»»

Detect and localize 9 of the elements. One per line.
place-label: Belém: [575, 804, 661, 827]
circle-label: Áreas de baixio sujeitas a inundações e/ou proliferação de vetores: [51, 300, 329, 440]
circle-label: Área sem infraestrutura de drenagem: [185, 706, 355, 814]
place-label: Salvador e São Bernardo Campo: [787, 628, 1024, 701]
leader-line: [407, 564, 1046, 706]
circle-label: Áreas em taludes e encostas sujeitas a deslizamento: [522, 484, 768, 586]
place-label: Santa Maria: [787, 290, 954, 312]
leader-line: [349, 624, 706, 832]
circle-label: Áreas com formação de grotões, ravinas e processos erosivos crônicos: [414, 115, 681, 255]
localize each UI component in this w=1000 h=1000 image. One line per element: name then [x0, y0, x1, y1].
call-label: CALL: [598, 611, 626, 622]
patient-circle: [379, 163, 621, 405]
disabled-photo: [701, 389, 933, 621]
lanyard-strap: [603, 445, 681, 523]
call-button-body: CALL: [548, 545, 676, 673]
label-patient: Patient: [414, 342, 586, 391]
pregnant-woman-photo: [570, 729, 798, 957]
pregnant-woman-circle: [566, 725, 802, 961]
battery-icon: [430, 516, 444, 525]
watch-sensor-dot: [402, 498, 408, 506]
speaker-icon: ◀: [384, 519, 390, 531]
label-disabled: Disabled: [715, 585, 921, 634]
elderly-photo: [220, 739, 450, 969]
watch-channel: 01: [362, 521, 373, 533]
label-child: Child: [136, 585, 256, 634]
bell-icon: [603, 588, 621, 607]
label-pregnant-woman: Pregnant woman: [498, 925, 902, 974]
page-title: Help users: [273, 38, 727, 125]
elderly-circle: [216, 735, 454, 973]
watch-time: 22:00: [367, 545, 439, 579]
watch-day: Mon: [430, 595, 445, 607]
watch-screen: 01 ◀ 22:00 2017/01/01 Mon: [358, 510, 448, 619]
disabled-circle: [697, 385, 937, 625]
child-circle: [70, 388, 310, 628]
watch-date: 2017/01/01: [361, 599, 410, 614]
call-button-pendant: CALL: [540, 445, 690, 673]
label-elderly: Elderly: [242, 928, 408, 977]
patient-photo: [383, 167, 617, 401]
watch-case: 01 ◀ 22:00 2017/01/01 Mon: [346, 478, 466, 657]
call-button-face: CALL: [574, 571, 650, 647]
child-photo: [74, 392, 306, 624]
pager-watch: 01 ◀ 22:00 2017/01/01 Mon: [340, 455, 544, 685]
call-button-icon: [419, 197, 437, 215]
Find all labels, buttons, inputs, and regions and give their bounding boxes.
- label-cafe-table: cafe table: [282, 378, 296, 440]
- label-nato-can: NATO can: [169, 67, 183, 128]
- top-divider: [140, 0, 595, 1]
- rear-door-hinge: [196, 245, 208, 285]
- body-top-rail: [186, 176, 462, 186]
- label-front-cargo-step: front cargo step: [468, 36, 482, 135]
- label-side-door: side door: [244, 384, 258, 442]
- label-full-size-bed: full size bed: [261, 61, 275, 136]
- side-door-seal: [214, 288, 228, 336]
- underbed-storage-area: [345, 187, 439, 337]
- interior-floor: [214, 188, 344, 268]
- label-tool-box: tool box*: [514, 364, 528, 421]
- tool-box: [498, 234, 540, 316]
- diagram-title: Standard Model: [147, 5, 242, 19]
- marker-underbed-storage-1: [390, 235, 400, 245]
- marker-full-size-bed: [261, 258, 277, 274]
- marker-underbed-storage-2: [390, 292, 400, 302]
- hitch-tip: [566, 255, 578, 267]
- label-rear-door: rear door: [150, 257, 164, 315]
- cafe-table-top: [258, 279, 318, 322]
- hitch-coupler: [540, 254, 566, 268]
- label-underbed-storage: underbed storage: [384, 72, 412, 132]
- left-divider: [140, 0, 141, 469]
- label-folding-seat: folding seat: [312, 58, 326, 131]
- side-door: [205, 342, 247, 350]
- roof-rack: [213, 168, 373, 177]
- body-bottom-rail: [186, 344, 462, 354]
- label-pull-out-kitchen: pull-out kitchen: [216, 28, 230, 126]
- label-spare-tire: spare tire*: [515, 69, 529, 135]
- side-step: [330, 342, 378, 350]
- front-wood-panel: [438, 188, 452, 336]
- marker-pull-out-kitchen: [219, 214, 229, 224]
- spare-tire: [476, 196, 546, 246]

««

● **THE EXERCISE**
Return the records unchanged from the first line through the line that contains "place-label: Santa Maria: [787, 290, 954, 312]", both included.

● **TASK RESPONSE**
Detect and localize 9 of the elements. One per line.
place-label: Belém: [575, 804, 661, 827]
circle-label: Áreas de baixio sujeitas a inundações e/ou proliferação de vetores: [51, 300, 329, 440]
circle-label: Área sem infraestrutura de drenagem: [185, 706, 355, 814]
place-label: Salvador e São Bernardo Campo: [787, 628, 1024, 701]
leader-line: [407, 564, 1046, 706]
circle-label: Áreas em taludes e encostas sujeitas a deslizamento: [522, 484, 768, 586]
place-label: Santa Maria: [787, 290, 954, 312]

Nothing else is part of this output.